Document extract:
================================

Athlete's foot is a very common skin infection of the bottom of the feet caused by fungus. The fungus that most commonly causes athlete's foot is called Trichophyton. When the feet or other areas of the body stay moist, warm, and become irritated, fungus can thrive and infect the upper layers of the skin. Fungal infections can occur almost anywhere on the body, including the scalp, trunk, extremities (arms and legs), hands, feet, nails, vagina, mouth, and groin.
Athlete's foot is caused by the ringworm fungus ("tinea" in medical jargon). Athlete's foot is also called tinea pedis. The fungus that causes athlete's foot can be found on many locations, including floors in gyms, locker rooms, swimming pools, nail salons, airport security lines, and in socks and clothing. The fungus can also be spread directly from person to person or by contact with these objects. Most people acquire fungus on the feet from walking barefoot on areas where someone else with athlete's foot has walked. Some people are simply more prone to this condition while others seem relatively resistant to contracting it. It has been called "jungle rot" by those serving in wars, including the Vietnam War.
However, without proper growing conditions (a warm, moist environment), the fungus may not easily infect the skin. Up to 70% of the population may have athlete's foot at some time during their lives. Some individuals are inherently more prone to recurrences during their lifetime.

================================

Entries provided:
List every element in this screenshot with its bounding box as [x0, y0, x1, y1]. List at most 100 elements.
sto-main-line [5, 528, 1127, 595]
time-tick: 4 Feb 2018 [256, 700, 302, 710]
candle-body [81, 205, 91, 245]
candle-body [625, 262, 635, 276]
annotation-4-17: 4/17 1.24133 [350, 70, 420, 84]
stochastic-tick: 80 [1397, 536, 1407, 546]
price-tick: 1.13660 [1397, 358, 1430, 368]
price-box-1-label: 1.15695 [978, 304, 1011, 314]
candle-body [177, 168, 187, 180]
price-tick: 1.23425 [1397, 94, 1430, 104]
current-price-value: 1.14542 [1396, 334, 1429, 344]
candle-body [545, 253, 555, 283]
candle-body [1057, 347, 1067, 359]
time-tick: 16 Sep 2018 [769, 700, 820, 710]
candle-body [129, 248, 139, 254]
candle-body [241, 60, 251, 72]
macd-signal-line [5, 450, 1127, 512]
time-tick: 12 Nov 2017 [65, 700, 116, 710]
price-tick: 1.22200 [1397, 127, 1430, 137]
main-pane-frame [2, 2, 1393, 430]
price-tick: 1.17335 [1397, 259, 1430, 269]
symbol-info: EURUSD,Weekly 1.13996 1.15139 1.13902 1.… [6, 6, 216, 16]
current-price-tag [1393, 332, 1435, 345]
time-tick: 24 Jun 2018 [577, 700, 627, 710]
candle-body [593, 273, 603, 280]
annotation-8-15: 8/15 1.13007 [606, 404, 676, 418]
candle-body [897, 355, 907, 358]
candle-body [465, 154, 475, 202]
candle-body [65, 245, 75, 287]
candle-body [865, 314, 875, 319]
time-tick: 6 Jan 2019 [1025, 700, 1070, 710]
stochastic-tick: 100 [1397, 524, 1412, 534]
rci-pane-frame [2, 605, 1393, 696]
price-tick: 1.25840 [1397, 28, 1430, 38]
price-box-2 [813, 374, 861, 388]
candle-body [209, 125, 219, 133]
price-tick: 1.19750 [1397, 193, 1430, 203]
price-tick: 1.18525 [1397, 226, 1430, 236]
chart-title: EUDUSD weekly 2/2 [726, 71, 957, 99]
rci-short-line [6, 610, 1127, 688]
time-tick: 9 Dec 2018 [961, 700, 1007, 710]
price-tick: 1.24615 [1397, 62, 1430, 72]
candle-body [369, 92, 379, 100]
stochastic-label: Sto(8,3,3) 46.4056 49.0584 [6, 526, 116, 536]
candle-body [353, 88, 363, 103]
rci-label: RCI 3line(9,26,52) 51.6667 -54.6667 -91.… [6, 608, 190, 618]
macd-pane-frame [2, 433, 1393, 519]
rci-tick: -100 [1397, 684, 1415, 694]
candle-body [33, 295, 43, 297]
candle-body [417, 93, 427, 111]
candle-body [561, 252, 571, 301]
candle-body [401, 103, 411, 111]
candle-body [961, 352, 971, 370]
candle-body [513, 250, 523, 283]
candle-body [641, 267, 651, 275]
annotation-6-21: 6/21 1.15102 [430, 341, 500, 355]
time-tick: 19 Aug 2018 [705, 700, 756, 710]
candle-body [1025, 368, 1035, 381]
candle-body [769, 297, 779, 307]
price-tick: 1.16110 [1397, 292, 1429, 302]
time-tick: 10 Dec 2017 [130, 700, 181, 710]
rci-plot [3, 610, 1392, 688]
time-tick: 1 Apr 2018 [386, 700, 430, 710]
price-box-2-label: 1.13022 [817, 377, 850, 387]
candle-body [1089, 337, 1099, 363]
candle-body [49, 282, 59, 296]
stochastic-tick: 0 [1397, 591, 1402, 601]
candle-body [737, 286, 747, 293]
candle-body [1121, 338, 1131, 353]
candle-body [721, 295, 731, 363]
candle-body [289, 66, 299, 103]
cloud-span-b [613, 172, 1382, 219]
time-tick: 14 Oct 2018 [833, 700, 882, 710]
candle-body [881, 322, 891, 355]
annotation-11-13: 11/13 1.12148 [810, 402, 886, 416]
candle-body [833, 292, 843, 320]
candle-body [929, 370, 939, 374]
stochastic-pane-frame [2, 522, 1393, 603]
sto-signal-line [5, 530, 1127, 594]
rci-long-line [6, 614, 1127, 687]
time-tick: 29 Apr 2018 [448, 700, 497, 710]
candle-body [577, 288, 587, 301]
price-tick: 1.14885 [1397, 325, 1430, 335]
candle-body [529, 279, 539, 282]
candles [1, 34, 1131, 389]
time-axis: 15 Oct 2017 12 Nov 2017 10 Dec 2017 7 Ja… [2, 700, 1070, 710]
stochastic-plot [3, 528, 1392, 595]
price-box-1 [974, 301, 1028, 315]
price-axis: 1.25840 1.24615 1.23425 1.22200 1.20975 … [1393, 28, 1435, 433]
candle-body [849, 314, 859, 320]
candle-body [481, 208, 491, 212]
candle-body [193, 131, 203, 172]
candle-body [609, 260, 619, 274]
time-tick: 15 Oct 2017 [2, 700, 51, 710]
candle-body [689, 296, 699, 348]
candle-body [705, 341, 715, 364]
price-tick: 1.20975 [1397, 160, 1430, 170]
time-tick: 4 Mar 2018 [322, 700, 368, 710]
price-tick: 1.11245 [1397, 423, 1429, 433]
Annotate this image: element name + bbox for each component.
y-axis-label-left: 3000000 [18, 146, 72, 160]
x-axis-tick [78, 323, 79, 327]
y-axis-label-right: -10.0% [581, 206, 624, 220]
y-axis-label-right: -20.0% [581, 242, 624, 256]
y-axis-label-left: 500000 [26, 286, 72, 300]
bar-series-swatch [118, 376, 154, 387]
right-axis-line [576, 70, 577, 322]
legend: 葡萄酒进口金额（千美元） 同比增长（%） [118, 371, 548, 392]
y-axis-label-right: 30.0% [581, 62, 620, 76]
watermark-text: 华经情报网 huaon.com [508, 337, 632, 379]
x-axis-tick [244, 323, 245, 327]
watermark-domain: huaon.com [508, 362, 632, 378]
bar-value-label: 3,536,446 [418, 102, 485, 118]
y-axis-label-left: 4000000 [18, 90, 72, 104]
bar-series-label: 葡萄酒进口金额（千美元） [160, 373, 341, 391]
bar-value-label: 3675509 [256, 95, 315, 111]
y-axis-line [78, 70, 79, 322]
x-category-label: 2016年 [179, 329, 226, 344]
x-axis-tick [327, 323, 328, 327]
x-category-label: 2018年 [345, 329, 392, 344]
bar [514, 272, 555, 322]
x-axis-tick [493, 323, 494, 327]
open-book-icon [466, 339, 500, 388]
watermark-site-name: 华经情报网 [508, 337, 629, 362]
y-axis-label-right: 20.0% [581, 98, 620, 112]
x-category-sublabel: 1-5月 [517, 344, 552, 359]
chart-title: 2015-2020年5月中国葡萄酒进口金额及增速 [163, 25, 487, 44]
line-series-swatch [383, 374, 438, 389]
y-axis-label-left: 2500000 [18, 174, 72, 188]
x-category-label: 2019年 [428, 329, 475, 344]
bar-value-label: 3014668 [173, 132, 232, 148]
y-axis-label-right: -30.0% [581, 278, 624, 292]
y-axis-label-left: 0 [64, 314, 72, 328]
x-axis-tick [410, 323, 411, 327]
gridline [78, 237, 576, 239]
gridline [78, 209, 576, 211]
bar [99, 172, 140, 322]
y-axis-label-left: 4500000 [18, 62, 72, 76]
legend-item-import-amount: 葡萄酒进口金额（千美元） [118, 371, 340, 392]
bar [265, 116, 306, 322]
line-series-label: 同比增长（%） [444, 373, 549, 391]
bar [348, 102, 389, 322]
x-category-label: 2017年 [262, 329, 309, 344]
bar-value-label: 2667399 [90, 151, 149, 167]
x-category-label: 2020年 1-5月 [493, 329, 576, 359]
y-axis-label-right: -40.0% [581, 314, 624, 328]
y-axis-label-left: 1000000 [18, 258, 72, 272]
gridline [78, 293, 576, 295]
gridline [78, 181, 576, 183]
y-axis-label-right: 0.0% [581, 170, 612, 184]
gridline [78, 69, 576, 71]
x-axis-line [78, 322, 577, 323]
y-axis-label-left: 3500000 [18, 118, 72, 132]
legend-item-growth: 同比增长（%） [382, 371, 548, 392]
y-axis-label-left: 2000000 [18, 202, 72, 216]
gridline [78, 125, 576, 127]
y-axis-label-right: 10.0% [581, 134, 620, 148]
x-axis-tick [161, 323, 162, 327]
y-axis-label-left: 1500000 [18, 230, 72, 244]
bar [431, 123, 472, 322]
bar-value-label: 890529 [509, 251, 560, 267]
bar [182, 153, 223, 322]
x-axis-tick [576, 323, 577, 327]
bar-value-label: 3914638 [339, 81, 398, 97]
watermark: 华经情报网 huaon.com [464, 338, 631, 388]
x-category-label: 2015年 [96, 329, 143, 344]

================================

Activity 1:
Answer these questions about the athlete's foot text:
(a) What is the name of the fungus that most commonly causes athlete's foot?
(b) What is another name for athlete's foot?
(c) Up to what share of the population may have athlete's foot at some time during their lives?
Activity 2: Please duplicate the athlete's foot text from "However, without proper" up to and including "during their lifetime.".

Exercise response 1:
(a) Trichophyton
(b) Tinea pedis
(c) Up to 70%

Exercise response 2:
However, without proper growing conditions (a warm, moist environment), the fungus may not easily infect the skin. Up to 70% of the population may have athlete's foot at some time during their lives. Some individuals are inherently more prone to recurrences during their lifetime.